_Work to do:_
State how many lines of the records contain the string "együttműködés". Give the number alone.

_Provided data:_
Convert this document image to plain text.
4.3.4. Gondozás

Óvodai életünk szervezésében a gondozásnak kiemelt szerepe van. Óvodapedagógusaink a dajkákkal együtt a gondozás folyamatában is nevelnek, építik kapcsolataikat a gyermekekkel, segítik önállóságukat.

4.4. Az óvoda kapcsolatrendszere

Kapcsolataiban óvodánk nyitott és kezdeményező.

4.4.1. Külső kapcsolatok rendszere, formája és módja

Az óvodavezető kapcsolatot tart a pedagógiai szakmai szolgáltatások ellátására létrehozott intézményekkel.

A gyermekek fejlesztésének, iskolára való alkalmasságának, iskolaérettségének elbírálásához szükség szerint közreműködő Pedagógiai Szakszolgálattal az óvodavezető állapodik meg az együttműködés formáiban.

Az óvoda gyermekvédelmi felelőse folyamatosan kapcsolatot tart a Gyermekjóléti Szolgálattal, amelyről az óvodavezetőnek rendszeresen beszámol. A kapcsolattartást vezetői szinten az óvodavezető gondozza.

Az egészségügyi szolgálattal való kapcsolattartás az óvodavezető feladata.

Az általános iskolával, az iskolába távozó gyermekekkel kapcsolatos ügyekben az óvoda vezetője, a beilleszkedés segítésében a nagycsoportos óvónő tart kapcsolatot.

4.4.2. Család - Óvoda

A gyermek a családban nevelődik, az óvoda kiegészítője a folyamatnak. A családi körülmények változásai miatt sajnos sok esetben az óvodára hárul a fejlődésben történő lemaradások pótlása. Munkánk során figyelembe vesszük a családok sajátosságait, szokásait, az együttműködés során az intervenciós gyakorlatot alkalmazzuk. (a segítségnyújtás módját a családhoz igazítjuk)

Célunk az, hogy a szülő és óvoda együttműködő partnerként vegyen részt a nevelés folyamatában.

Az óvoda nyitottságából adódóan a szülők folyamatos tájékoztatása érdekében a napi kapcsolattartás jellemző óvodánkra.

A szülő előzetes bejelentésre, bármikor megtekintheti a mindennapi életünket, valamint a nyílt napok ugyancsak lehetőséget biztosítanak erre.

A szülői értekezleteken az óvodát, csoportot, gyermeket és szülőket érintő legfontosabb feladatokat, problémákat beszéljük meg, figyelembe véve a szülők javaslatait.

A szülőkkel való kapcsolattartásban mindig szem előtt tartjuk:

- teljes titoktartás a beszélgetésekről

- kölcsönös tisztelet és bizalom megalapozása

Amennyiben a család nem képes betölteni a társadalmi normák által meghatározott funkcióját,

_Problem solution:_
2